EXERCISE PROMPT = Retype each entry below, keeping every character the same.

ROWS =
--- begin ---
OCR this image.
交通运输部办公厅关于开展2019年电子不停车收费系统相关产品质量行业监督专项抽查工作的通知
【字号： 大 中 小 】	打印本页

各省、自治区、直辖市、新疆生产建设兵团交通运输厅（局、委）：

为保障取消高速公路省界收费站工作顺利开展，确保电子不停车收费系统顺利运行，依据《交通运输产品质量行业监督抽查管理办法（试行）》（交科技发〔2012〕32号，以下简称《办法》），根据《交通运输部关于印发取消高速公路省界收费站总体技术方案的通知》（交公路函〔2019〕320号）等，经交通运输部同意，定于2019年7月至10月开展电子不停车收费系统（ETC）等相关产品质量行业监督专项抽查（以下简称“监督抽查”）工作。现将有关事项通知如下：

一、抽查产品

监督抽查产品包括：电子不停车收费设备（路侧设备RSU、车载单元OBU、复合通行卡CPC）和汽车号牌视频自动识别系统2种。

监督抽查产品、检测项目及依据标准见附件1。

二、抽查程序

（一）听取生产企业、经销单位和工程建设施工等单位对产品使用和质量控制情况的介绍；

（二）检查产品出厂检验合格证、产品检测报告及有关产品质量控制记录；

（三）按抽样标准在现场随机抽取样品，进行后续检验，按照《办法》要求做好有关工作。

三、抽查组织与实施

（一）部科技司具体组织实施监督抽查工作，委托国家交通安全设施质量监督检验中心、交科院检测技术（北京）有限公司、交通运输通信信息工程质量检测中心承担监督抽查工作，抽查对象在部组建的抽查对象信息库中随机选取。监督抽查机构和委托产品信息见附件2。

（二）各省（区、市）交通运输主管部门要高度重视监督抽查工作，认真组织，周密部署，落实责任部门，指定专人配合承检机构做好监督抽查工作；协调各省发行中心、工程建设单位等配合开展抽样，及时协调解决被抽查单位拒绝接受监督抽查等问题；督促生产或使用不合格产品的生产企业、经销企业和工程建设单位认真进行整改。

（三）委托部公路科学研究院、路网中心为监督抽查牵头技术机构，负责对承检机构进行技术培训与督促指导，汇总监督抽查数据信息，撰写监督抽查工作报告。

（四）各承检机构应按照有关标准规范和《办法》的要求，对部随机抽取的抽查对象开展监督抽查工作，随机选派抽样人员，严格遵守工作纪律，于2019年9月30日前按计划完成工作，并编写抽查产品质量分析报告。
--- end ---
PROBLEM SOLUTION =
OCR this image.
交通运输部办公厅关于开展2019年电子不停车收费系统相关产品质量行业监督专项抽查工作的通知
【字号： 大 中 小 】	打印本页

各省、自治区、直辖市、新疆生产建设兵团交通运输厅（局、委）：

为保障取消高速公路省界收费站工作顺利开展，确保电子不停车收费系统顺利运行，依据《交通运输产品质量行业监督抽查管理办法（试行）》（交科技发〔2012〕32号，以下简称《办法》），根据《交通运输部关于印发取消高速公路省界收费站总体技术方案的通知》（交公路函〔2019〕320号）等，经交通运输部同意，定于2019年7月至10月开展电子不停车收费系统（ETC）等相关产品质量行业监督专项抽查（以下简称“监督抽查”）工作。现将有关事项通知如下：

一、抽查产品

监督抽查产品包括：电子不停车收费设备（路侧设备RSU、车载单元OBU、复合通行卡CPC）和汽车号牌视频自动识别系统2种。

监督抽查产品、检测项目及依据标准见附件1。

二、抽查程序

（一）听取生产企业、经销单位和工程建设施工等单位对产品使用和质量控制情况的介绍；

（二）检查产品出厂检验合格证、产品检测报告及有关产品质量控制记录；

（三）按抽样标准在现场随机抽取样品，进行后续检验，按照《办法》要求做好有关工作。

三、抽查组织与实施

（一）部科技司具体组织实施监督抽查工作，委托国家交通安全设施质量监督检验中心、交科院检测技术（北京）有限公司、交通运输通信信息工程质量检测中心承担监督抽查工作，抽查对象在部组建的抽查对象信息库中随机选取。监督抽查机构和委托产品信息见附件2。

（二）各省（区、市）交通运输主管部门要高度重视监督抽查工作，认真组织，周密部署，落实责任部门，指定专人配合承检机构做好监督抽查工作；协调各省发行中心、工程建设单位等配合开展抽样，及时协调解决被抽查单位拒绝接受监督抽查等问题；督促生产或使用不合格产品的生产企业、经销企业和工程建设单位认真进行整改。

（三）委托部公路科学研究院、路网中心为监督抽查牵头技术机构，负责对承检机构进行技术培训与督促指导，汇总监督抽查数据信息，撰写监督抽查工作报告。

（四）各承检机构应按照有关标准规范和《办法》的要求，对部随机抽取的抽查对象开展监督抽查工作，随机选派抽样人员，严格遵守工作纪律，于2019年9月30日前按计划完成工作，并编写抽查产品质量分析报告。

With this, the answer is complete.